Stored data:
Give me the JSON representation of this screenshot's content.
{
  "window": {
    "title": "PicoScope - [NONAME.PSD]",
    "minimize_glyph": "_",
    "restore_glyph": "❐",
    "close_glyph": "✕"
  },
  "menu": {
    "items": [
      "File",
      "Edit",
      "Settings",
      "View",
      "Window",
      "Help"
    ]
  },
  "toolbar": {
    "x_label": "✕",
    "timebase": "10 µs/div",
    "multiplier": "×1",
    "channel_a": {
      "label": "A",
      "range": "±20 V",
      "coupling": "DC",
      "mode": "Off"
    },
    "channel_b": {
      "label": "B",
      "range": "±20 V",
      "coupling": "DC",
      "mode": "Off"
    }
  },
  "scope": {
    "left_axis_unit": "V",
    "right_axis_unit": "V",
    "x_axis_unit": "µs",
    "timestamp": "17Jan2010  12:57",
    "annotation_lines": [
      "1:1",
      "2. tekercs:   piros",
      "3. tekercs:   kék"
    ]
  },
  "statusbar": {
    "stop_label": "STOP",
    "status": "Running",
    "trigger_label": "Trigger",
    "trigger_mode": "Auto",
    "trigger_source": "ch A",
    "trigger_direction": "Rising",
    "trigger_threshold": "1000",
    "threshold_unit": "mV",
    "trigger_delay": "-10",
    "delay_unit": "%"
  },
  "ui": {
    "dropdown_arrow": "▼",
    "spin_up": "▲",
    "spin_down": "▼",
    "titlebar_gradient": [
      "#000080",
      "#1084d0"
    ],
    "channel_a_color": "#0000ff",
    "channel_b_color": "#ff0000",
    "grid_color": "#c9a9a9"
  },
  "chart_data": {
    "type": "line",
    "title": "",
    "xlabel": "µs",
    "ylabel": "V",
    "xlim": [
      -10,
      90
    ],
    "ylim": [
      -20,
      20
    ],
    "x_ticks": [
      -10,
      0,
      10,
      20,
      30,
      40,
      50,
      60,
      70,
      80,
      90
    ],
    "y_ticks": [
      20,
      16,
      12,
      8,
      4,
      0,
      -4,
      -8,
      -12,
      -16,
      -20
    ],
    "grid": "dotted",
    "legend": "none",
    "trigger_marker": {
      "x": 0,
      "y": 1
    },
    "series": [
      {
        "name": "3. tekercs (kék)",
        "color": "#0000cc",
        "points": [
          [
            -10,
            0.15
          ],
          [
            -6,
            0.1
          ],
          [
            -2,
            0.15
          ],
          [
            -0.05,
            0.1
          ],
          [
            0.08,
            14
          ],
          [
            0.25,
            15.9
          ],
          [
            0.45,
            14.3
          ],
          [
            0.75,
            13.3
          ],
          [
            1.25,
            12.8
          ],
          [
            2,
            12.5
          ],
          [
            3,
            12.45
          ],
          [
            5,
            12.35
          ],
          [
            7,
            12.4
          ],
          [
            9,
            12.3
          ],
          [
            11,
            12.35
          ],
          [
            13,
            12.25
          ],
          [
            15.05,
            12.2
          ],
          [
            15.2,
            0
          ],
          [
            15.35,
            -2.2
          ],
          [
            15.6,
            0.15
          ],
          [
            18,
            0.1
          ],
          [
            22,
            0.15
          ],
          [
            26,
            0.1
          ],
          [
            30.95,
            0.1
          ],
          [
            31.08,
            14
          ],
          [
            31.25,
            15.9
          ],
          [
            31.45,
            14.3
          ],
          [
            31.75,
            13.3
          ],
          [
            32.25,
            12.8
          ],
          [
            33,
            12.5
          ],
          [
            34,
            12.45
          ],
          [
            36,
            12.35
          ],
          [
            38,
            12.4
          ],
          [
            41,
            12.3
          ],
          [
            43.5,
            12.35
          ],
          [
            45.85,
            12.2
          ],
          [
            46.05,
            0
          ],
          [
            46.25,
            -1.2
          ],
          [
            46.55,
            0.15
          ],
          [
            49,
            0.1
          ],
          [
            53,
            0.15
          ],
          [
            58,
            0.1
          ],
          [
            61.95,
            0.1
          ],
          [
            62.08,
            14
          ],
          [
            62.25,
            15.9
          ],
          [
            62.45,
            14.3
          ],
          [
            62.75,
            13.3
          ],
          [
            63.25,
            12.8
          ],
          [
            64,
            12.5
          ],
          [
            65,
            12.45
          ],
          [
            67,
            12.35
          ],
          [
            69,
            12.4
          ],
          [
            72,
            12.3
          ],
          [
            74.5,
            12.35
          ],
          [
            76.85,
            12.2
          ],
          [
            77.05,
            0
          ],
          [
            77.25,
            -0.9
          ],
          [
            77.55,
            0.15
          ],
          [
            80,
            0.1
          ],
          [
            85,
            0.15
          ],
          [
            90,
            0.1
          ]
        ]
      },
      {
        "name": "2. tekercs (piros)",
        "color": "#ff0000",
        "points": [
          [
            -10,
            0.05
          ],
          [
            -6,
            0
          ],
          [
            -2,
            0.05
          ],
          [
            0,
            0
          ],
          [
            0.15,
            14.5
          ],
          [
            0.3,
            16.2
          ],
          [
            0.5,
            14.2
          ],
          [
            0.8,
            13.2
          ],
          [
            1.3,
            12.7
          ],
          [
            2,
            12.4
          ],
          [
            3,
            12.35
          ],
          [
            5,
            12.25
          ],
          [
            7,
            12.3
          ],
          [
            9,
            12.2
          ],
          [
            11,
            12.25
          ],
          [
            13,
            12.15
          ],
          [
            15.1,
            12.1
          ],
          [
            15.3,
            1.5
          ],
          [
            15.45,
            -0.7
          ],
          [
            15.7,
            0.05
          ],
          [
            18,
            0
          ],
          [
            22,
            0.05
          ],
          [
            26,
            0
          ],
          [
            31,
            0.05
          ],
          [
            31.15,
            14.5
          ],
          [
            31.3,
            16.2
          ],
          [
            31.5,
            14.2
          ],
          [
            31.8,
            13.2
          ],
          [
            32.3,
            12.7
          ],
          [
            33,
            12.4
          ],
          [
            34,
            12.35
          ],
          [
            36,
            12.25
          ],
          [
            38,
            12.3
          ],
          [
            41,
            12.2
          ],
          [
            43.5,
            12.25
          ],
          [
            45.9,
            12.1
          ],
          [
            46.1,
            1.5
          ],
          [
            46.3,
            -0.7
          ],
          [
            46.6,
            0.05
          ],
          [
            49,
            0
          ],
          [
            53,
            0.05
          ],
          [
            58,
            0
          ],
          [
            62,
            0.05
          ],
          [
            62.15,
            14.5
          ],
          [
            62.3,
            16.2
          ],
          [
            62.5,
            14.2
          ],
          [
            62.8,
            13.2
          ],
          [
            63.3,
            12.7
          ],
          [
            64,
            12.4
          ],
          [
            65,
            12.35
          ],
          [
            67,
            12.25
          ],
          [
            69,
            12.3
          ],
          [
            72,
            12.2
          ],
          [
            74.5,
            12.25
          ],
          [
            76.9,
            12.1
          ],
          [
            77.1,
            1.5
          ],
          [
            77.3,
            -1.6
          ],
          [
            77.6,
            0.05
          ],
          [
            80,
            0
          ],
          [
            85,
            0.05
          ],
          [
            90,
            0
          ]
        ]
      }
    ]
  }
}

● WHAT TO PRODUCE: Quote all the records. Keep every word exact.

● TASK ANSWER:
Give me the JSON representation of this screenshot's content.
{
  "window": {
    "title": "PicoScope - [NONAME.PSD]",
    "minimize_glyph": "_",
    "restore_glyph": "❐",
    "close_glyph": "✕"
  },
  "menu": {
    "items": [
      "File",
      "Edit",
      "Settings",
      "View",
      "Window",
      "Help"
    ]
  },
  "toolbar": {
    "x_label": "✕",
    "timebase": "10 µs/div",
    "multiplier": "×1",
    "channel_a": {
      "label": "A",
      "range": "±20 V",
      "coupling": "DC",
      "mode": "Off"
    },
    "channel_b": {
      "label": "B",
      "range": "±20 V",
      "coupling": "DC",
      "mode": "Off"
    }
  },
  "scope": {
    "left_axis_unit": "V",
    "right_axis_unit": "V",
    "x_axis_unit": "µs",
    "timestamp": "17Jan2010  12:57",
    "annotation_lines": [
      "1:1",
      "2. tekercs:   piros",
      "3. tekercs:   kék"
    ]
  },
  "statusbar": {
    "stop_label": "STOP",
    "status": "Running",
    "trigger_label": "Trigger",
    "trigger_mode": "Auto",
    "trigger_source": "ch A",
    "trigger_direction": "Rising",
    "trigger_threshold": "1000",
    "threshold_unit": "mV",
    "trigger_delay": "-10",
    "delay_unit": "%"
  },
  "ui": {
    "dropdown_arrow": "▼",
    "spin_up": "▲",
    "spin_down": "▼",
    "titlebar_gradient": [
      "#000080",
      "#1084d0"
    ],
    "channel_a_color": "#0000ff",
    "channel_b_color": "#ff0000",
    "grid_color": "#c9a9a9"
  },
  "chart_data": {
    "type": "line",
    "title": "",
    "xlabel": "µs",
    "ylabel": "V",
    "xlim": [
      -10,
      90
    ],
    "ylim": [
      -20,
      20
    ],
    "x_ticks": [
      -10,
      0,
      10,
      20,
      30,
      40,
      50,
      60,
      70,
      80,
      90
    ],
    "y_ticks": [
      20,
      16,
      12,
      8,
      4,
      0,
      -4,
      -8,
      -12,
      -16,
      -20
    ],
    "grid": "dotted",
    "legend": "none",
    "trigger_marker": {
      "x": 0,
      "y": 1
    },
    "series": [
      {
        "name": "3. tekercs (kék)",
        "color": "#0000cc",
        "points": [
          [
            -10,
            0.15
          ],
          [
            -6,
            0.1
          ],
          [
            -2,
            0.15
          ],
          [
            -0.05,
            0.1
          ],
          [
            0.08,
            14
          ],
          [
            0.25,
            15.9
          ],
          [
            0.45,
            14.3
          ],
          [
            0.75,
            13.3
          ],
          [
            1.25,
            12.8
          ],
          [
            2,
            12.5
          ],
          [
            3,
            12.45
          ],
          [
            5,
            12.35
          ],
          [
            7,
            12.4
          ],
          [
            9,
            12.3
          ],
          [
            11,
            12.35
          ],
          [
            13,
            12.25
          ],
          [
            15.05,
            12.2
          ],
          [
            15.2,
            0
          ],
          [
            15.35,
            -2.2
          ],
          [
            15.6,
            0.15
          ],
          [
            18,
            0.1
          ],
          [
            22,
            0.15
          ],
          [
            26,
            0.1
          ],
          [
            30.95,
            0.1
          ],
          [
            31.08,
            14
          ],
          [
            31.25,
            15.9
          ],
          [
            31.45,
            14.3
          ],
          [
            31.75,
            13.3
          ],
          [
            32.25,
            12.8
          ],
          [
            33,
            12.5
          ],
          [
            34,
            12.45
          ],
          [
            36,
            12.35
          ],
          [
            38,
            12.4
          ],
          [
            41,
            12.3
          ],
          [
            43.5,
            12.35
          ],
          [
            45.85,
            12.2
          ],
          [
            46.05,
            0
          ],
          [
            46.25,
            -1.2
          ],
          [
            46.55,
            0.15
          ],
          [
            49,
            0.1
          ],
          [
            53,
            0.15
          ],
          [
            58,
            0.1
          ],
          [
            61.95,
            0.1
          ],
          [
            62.08,
            14
          ],
          [
            62.25,
            15.9
          ],
          [
            62.45,
            14.3
          ],
          [
            62.75,
            13.3
          ],
          [
            63.25,
            12.8
          ],
          [
            64,
            12.5
          ],
          [
            65,
            12.45
          ],
          [
            67,
            12.35
          ],
          [
            69,
            12.4
          ],
          [
            72,
            12.3
          ],
          [
            74.5,
            12.35
          ],
          [
            76.85,
            12.2
          ],
          [
            77.05,
            0
          ],
          [
            77.25,
            -0.9
          ],
          [
            77.55,
            0.15
          ],
          [
            80,
            0.1
          ],
          [
            85,
            0.15
          ],
          [
            90,
            0.1
          ]
        ]
      },
      {
        "name": "2. tekercs (piros)",
        "color": "#ff0000",
        "points": [
          [
            -10,
            0.05
          ],
          [
            -6,
            0
          ],
          [
            -2,
            0.05
          ],
          [
            0,
            0
          ],
          [
            0.15,
            14.5
          ],
          [
            0.3,
            16.2
          ],
          [
            0.5,
            14.2
          ],
          [
            0.8,
            13.2
          ],
          [
            1.3,
            12.7
          ],
          [
            2,
            12.4
          ],
          [
            3,
            12.35
          ],
          [
            5,
            12.25
          ],
          [
            7,
            12.3
          ],
          [
            9,
            12.2
          ],
          [
            11,
            12.25
          ],
          [
            13,
            12.15
          ],
          [
            15.1,
            12.1
          ],
          [
            15.3,
            1.5
          ],
          [
            15.45,
            -0.7
          ],
          [
            15.7,
            0.05
          ],
          [
            18,
            0
          ],
          [
            22,
            0.05
          ],
          [
            26,
            0
          ],
          [
            31,
            0.05
          ],
          [
            31.15,
            14.5
          ],
          [
            31.3,
            16.2
          ],
          [
            31.5,
            14.2
          ],
          [
            31.8,
            13.2
          ],
          [
            32.3,
            12.7
          ],
          [
            33,
            12.4
          ],
          [
            34,
            12.35
          ],
          [
            36,
            12.25
          ],
          [
            38,
            12.3
          ],
          [
            41,
            12.2
          ],
          [
            43.5,
            12.25
          ],
          [
            45.9,
            12.1
          ],
          [
            46.1,
            1.5
          ],
          [
            46.3,
            -0.7
          ],
          [
            46.6,
            0.05
          ],
          [
            49,
            0
          ],
          [
            53,
            0.05
          ],
          [
            58,
            0
          ],
          [
            62,
            0.05
          ],
          [
            62.15,
            14.5
          ],
          [
            62.3,
            16.2
          ],
          [
            62.5,
            14.2
          ],
          [
            62.8,
            13.2
          ],
          [
            63.3,
            12.7
          ],
          [
            64,
            12.4
          ],
          [
            65,
            12.35
          ],
          [
            67,
            12.25
          ],
          [
            69,
            12.3
          ],
          [
            72,
            12.2
          ],
          [
            74.5,
            12.25
          ],
          [
            76.9,
            12.1
          ],
          [
            77.1,
            1.5
          ],
          [
            77.3,
            -1.6
          ],
          [
            77.6,
            0.05
          ],
          [
            80,
            0
          ],
          [
            85,
            0.05
          ],
          [
            90,
            0
          ]
        ]
      }
    ]
  }
}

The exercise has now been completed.